What you need to do: Copy the records below exactly as they are written.

+++

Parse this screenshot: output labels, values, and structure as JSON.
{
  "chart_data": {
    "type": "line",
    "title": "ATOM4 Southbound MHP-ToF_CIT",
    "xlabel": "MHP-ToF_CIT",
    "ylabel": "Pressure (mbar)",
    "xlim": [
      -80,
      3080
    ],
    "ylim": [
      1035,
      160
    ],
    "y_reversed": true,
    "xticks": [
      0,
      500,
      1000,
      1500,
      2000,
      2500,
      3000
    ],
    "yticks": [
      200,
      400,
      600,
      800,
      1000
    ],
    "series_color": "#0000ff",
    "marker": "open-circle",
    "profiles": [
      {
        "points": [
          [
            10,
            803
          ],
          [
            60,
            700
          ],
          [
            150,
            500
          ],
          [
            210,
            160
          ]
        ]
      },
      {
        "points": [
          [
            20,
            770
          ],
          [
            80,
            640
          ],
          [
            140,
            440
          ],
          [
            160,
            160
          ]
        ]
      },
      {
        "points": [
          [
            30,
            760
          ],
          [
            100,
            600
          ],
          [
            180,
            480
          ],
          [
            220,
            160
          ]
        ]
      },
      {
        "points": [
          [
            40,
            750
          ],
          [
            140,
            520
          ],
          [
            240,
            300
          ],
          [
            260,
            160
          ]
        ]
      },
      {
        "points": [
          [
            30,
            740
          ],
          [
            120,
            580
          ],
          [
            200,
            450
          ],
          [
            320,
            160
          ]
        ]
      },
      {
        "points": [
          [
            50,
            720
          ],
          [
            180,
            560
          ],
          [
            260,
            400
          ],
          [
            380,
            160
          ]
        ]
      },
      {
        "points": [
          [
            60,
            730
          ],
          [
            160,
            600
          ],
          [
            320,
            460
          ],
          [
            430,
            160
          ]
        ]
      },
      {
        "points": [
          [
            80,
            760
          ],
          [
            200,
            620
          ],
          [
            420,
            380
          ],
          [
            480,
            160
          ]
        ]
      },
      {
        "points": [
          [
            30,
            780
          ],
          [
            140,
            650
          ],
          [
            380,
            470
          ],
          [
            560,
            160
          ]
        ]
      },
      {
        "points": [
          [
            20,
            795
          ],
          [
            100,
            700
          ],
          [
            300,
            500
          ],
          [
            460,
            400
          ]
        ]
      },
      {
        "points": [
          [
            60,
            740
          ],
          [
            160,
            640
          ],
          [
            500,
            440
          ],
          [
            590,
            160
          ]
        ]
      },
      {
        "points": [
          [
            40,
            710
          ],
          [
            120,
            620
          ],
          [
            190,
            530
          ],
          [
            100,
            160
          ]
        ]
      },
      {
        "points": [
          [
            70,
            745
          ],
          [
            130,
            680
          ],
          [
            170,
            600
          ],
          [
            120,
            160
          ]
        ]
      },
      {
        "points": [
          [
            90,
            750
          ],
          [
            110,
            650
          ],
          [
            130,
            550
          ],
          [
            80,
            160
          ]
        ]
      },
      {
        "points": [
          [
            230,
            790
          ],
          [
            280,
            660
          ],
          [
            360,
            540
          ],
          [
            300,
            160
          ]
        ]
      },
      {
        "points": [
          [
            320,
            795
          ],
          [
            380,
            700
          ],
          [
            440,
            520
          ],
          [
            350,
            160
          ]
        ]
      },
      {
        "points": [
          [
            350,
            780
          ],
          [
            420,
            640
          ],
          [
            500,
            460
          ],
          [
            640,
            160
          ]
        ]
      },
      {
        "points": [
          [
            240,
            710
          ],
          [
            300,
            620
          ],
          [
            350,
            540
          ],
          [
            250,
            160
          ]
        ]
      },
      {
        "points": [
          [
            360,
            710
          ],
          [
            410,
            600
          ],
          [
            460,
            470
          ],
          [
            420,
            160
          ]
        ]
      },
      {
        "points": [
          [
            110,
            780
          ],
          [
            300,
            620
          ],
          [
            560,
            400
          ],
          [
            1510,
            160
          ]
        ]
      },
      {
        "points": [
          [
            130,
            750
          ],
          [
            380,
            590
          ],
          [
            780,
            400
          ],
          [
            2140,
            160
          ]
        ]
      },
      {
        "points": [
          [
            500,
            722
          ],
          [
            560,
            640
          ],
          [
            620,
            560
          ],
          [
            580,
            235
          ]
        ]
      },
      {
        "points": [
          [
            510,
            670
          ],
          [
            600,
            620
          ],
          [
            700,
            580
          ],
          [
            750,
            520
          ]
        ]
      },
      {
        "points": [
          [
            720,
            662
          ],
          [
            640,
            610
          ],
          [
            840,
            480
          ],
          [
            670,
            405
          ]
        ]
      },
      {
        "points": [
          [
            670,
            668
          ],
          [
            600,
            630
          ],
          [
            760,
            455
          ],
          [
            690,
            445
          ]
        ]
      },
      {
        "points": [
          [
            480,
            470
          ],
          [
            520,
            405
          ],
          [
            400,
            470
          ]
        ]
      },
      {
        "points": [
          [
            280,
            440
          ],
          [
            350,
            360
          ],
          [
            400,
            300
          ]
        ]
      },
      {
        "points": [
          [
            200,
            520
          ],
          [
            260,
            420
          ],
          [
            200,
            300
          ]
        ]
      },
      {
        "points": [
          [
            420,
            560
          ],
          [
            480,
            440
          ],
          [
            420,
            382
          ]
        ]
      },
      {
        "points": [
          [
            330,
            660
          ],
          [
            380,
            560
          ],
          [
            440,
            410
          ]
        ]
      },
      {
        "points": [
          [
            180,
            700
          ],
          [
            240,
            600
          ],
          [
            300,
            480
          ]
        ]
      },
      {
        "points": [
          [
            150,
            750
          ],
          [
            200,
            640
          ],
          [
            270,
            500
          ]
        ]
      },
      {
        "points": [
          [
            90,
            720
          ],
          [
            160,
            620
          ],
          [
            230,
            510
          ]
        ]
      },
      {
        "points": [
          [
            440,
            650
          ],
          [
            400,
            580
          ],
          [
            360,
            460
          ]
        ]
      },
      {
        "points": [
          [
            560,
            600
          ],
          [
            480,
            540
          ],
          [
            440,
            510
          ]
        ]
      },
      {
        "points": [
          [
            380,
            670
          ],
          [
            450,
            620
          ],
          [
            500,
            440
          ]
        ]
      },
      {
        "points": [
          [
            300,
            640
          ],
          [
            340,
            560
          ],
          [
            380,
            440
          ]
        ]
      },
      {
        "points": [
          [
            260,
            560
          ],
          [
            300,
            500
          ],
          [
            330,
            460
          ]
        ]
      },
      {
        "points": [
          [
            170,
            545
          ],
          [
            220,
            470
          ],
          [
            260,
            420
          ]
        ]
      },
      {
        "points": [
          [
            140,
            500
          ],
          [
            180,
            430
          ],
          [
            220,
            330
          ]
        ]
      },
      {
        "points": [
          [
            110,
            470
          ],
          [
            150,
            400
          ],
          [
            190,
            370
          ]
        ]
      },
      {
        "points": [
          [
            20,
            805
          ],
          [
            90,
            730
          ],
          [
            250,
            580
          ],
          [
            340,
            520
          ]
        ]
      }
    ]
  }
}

+++

Result for this task:
Parse this screenshot: output labels, values, and structure as JSON.
{
  "chart_data": {
    "type": "line",
    "title": "ATOM4 Southbound MHP-ToF_CIT",
    "xlabel": "MHP-ToF_CIT",
    "ylabel": "Pressure (mbar)",
    "xlim": [
      -80,
      3080
    ],
    "ylim": [
      1035,
      160
    ],
    "y_reversed": true,
    "xticks": [
      0,
      500,
      1000,
      1500,
      2000,
      2500,
      3000
    ],
    "yticks": [
      200,
      400,
      600,
      800,
      1000
    ],
    "series_color": "#0000ff",
    "marker": "open-circle",
    "profiles": [
      {
        "points": [
          [
            10,
            803
          ],
          [
            60,
            700
          ],
          [
            150,
            500
          ],
          [
            210,
            160
          ]
        ]
      },
      {
        "points": [
          [
            20,
            770
          ],
          [
            80,
            640
          ],
          [
            140,
            440
          ],
          [
            160,
            160
          ]
        ]
      },
      {
        "points": [
          [
            30,
            760
          ],
          [
            100,
            600
          ],
          [
            180,
            480
          ],
          [
            220,
            160
          ]
        ]
      },
      {
        "points": [
          [
            40,
            750
          ],
          [
            140,
            520
          ],
          [
            240,
            300
          ],
          [
            260,
            160
          ]
        ]
      },
      {
        "points": [
          [
            30,
            740
          ],
          [
            120,
            580
          ],
          [
            200,
            450
          ],
          [
            320,
            160
          ]
        ]
      },
      {
        "points": [
          [
            50,
            720
          ],
          [
            180,
            560
          ],
          [
            260,
            400
          ],
          [
            380,
            160
          ]
        ]
      },
      {
        "points": [
          [
            60,
            730
          ],
          [
            160,
            600
          ],
          [
            320,
            460
          ],
          [
            430,
            160
          ]
        ]
      },
      {
        "points": [
          [
            80,
            760
          ],
          [
            200,
            620
          ],
          [
            420,
            380
          ],
          [
            480,
            160
          ]
        ]
      },
      {
        "points": [
          [
            30,
            780
          ],
          [
            140,
            650
          ],
          [
            380,
            470
          ],
          [
            560,
            160
          ]
        ]
      },
      {
        "points": [
          [
            20,
            795
          ],
          [
            100,
            700
          ],
          [
            300,
            500
          ],
          [
            460,
            400
          ]
        ]
      },
      {
        "points": [
          [
            60,
            740
          ],
          [
            160,
            640
          ],
          [
            500,
            440
          ],
          [
            590,
            160
          ]
        ]
      },
      {
        "points": [
          [
            40,
            710
          ],
          [
            120,
            620
          ],
          [
            190,
            530
          ],
          [
            100,
            160
          ]
        ]
      },
      {
        "points": [
          [
            70,
            745
          ],
          [
            130,
            680
          ],
          [
            170,
            600
          ],
          [
            120,
            160
          ]
        ]
      },
      {
        "points": [
          [
            90,
            750
          ],
          [
            110,
            650
          ],
          [
            130,
            550
          ],
          [
            80,
            160
          ]
        ]
      },
      {
        "points": [
          [
            230,
            790
          ],
          [
            280,
            660
          ],
          [
            360,
            540
          ],
          [
            300,
            160
          ]
        ]
      },
      {
        "points": [
          [
            320,
            795
          ],
          [
            380,
            700
          ],
          [
            440,
            520
          ],
          [
            350,
            160
          ]
        ]
      },
      {
        "points": [
          [
            350,
            780
          ],
          [
            420,
            640
          ],
          [
            500,
            460
          ],
          [
            640,
            160
          ]
        ]
      },
      {
        "points": [
          [
            240,
            710
          ],
          [
            300,
            620
          ],
          [
            350,
            540
          ],
          [
            250,
            160
          ]
        ]
      },
      {
        "points": [
          [
            360,
            710
          ],
          [
            410,
            600
          ],
          [
            460,
            470
          ],
          [
            420,
            160
          ]
        ]
      },
      {
        "points": [
          [
            110,
            780
          ],
          [
            300,
            620
          ],
          [
            560,
            400
          ],
          [
            1510,
            160
          ]
        ]
      },
      {
        "points": [
          [
            130,
            750
          ],
          [
            380,
            590
          ],
          [
            780,
            400
          ],
          [
            2140,
            160
          ]
        ]
      },
      {
        "points": [
          [
            500,
            722
          ],
          [
            560,
            640
          ],
          [
            620,
            560
          ],
          [
            580,
            235
          ]
        ]
      },
      {
        "points": [
          [
            510,
            670
          ],
          [
            600,
            620
          ],
          [
            700,
            580
          ],
          [
            750,
            520
          ]
        ]
      },
      {
        "points": [
          [
            720,
            662
          ],
          [
            640,
            610
          ],
          [
            840,
            480
          ],
          [
            670,
            405
          ]
        ]
      },
      {
        "points": [
          [
            670,
            668
          ],
          [
            600,
            630
          ],
          [
            760,
            455
          ],
          [
            690,
            445
          ]
        ]
      },
      {
        "points": [
          [
            480,
            470
          ],
          [
            520,
            405
          ],
          [
            400,
            470
          ]
        ]
      },
      {
        "points": [
          [
            280,
            440
          ],
          [
            350,
            360
          ],
          [
            400,
            300
          ]
        ]
      },
      {
        "points": [
          [
            200,
            520
          ],
          [
            260,
            420
          ],
          [
            200,
            300
          ]
        ]
      },
      {
        "points": [
          [
            420,
            560
          ],
          [
            480,
            440
          ],
          [
            420,
            382
          ]
        ]
      },
      {
        "points": [
          [
            330,
            660
          ],
          [
            380,
            560
          ],
          [
            440,
            410
          ]
        ]
      },
      {
        "points": [
          [
            180,
            700
          ],
          [
            240,
            600
          ],
          [
            300,
            480
          ]
        ]
      },
      {
        "points": [
          [
            150,
            750
          ],
          [
            200,
            640
          ],
          [
            270,
            500
          ]
        ]
      },
      {
        "points": [
          [
            90,
            720
          ],
          [
            160,
            620
          ],
          [
            230,
            510
          ]
        ]
      },
      {
        "points": [
          [
            440,
            650
          ],
          [
            400,
            580
          ],
          [
            360,
            460
          ]
        ]
      },
      {
        "points": [
          [
            560,
            600
          ],
          [
            480,
            540
          ],
          [
            440,
            510
          ]
        ]
      },
      {
        "points": [
          [
            380,
            670
          ],
          [
            450,
            620
          ],
          [
            500,
            440
          ]
        ]
      },
      {
        "points": [
          [
            300,
            640
          ],
          [
            340,
            560
          ],
          [
            380,
            440
          ]
        ]
      },
      {
        "points": [
          [
            260,
            560
          ],
          [
            300,
            500
          ],
          [
            330,
            460
          ]
        ]
      },
      {
        "points": [
          [
            170,
            545
          ],
          [
            220,
            470
          ],
          [
            260,
            420
          ]
        ]
      },
      {
        "points": [
          [
            140,
            500
          ],
          [
            180,
            430
          ],
          [
            220,
            330
          ]
        ]
      },
      {
        "points": [
          [
            110,
            470
          ],
          [
            150,
            400
          ],
          [
            190,
            370
          ]
        ]
      },
      {
        "points": [
          [
            20,
            805
          ],
          [
            90,
            730
          ],
          [
            250,
            580
          ],
          [
            340,
            520
          ]
        ]
      }
    ]
  }
}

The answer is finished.